### Exercise
Below are some records; return each one exactly.

— begin Dataset —

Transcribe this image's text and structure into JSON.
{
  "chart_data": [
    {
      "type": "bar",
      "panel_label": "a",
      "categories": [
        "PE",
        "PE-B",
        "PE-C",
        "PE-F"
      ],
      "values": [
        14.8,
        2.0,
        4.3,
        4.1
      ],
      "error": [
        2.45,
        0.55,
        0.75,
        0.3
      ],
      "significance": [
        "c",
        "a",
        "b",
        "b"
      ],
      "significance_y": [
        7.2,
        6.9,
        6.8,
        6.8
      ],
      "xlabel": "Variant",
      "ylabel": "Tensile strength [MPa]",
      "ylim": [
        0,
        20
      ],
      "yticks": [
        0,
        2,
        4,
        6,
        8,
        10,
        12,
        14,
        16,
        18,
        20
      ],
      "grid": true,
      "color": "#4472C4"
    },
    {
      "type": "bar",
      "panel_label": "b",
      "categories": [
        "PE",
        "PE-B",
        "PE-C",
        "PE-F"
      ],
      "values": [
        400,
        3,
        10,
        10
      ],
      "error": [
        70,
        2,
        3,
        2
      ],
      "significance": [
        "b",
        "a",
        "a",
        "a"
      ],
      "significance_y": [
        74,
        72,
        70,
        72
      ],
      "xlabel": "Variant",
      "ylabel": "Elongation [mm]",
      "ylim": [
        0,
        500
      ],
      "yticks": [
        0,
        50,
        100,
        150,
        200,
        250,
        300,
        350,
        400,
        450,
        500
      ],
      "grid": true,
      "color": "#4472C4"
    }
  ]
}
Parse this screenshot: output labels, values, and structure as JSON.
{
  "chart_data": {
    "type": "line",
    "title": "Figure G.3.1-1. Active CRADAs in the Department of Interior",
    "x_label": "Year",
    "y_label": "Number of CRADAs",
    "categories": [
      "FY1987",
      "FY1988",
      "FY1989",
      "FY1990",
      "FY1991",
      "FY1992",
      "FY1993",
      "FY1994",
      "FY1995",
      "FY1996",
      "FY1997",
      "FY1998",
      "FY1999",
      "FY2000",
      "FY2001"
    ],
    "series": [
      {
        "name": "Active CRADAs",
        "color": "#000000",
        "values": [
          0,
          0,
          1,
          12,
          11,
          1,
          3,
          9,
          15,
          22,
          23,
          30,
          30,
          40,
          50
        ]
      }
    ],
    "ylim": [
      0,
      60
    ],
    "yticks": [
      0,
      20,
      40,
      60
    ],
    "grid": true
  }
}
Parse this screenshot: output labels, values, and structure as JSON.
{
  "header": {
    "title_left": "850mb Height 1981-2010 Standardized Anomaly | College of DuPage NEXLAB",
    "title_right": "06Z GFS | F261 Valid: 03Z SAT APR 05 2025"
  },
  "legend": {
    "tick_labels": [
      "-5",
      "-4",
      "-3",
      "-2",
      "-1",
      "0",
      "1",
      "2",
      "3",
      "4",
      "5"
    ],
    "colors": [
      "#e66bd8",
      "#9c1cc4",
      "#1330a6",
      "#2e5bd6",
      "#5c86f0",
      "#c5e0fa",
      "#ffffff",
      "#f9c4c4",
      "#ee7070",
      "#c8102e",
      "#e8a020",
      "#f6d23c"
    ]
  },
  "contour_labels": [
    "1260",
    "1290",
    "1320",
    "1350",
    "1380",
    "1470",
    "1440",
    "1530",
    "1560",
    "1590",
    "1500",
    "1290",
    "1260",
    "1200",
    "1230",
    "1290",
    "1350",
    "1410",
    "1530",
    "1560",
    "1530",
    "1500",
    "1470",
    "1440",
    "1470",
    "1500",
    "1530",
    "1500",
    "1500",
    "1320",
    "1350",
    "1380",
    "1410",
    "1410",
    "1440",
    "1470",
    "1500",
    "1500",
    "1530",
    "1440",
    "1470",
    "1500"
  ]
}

— end Dataset —

### Exercise solution
Transcribe this image's text and structure into JSON.
{
  "chart_data": [
    {
      "type": "bar",
      "panel_label": "a",
      "categories": [
        "PE",
        "PE-B",
        "PE-C",
        "PE-F"
      ],
      "values": [
        14.8,
        2.0,
        4.3,
        4.1
      ],
      "error": [
        2.45,
        0.55,
        0.75,
        0.3
      ],
      "significance": [
        "c",
        "a",
        "b",
        "b"
      ],
      "significance_y": [
        7.2,
        6.9,
        6.8,
        6.8
      ],
      "xlabel": "Variant",
      "ylabel": "Tensile strength [MPa]",
      "ylim": [
        0,
        20
      ],
      "yticks": [
        0,
        2,
        4,
        6,
        8,
        10,
        12,
        14,
        16,
        18,
        20
      ],
      "grid": true,
      "color": "#4472C4"
    },
    {
      "type": "bar",
      "panel_label": "b",
      "categories": [
        "PE",
        "PE-B",
        "PE-C",
        "PE-F"
      ],
      "values": [
        400,
        3,
        10,
        10
      ],
      "error": [
        70,
        2,
        3,
        2
      ],
      "significance": [
        "b",
        "a",
        "a",
        "a"
      ],
      "significance_y": [
        74,
        72,
        70,
        72
      ],
      "xlabel": "Variant",
      "ylabel": "Elongation [mm]",
      "ylim": [
        0,
        500
      ],
      "yticks": [
        0,
        50,
        100,
        150,
        200,
        250,
        300,
        350,
        400,
        450,
        500
      ],
      "grid": true,
      "color": "#4472C4"
    }
  ]
}
Parse this screenshot: output labels, values, and structure as JSON.
{
  "chart_data": {
    "type": "line",
    "title": "Figure G.3.1-1. Active CRADAs in the Department of Interior",
    "x_label": "Year",
    "y_label": "Number of CRADAs",
    "categories": [
      "FY1987",
      "FY1988",
      "FY1989",
      "FY1990",
      "FY1991",
      "FY1992",
      "FY1993",
      "FY1994",
      "FY1995",
      "FY1996",
      "FY1997",
      "FY1998",
      "FY1999",
      "FY2000",
      "FY2001"
    ],
    "series": [
      {
        "name": "Active CRADAs",
        "color": "#000000",
        "values": [
          0,
          0,
          1,
          12,
          11,
          1,
          3,
          9,
          15,
          22,
          23,
          30,
          30,
          40,
          50
        ]
      }
    ],
    "ylim": [
      0,
      60
    ],
    "yticks": [
      0,
      20,
      40,
      60
    ],
    "grid": true
  }
}
Parse this screenshot: output labels, values, and structure as JSON.
{
  "header": {
    "title_left": "850mb Height 1981-2010 Standardized Anomaly | College of DuPage NEXLAB",
    "title_right": "06Z GFS | F261 Valid: 03Z SAT APR 05 2025"
  },
  "legend": {
    "tick_labels": [
      "-5",
      "-4",
      "-3",
      "-2",
      "-1",
      "0",
      "1",
      "2",
      "3",
      "4",
      "5"
    ],
    "colors": [
      "#e66bd8",
      "#9c1cc4",
      "#1330a6",
      "#2e5bd6",
      "#5c86f0",
      "#c5e0fa",
      "#ffffff",
      "#f9c4c4",
      "#ee7070",
      "#c8102e",
      "#e8a020",
      "#f6d23c"
    ]
  },
  "contour_labels": [
    "1260",
    "1290",
    "1320",
    "1350",
    "1380",
    "1470",
    "1440",
    "1530",
    "1560",
    "1590",
    "1500",
    "1290",
    "1260",
    "1200",
    "1230",
    "1290",
    "1350",
    "1410",
    "1530",
    "1560",
    "1530",
    "1500",
    "1470",
    "1440",
    "1470",
    "1500",
    "1530",
    "1500",
    "1500",
    "1320",
    "1350",
    "1380",
    "1410",
    "1410",
    "1440",
    "1470",
    "1500",
    "1500",
    "1530",
    "1440",
    "1470",
    "1500"
  ]
}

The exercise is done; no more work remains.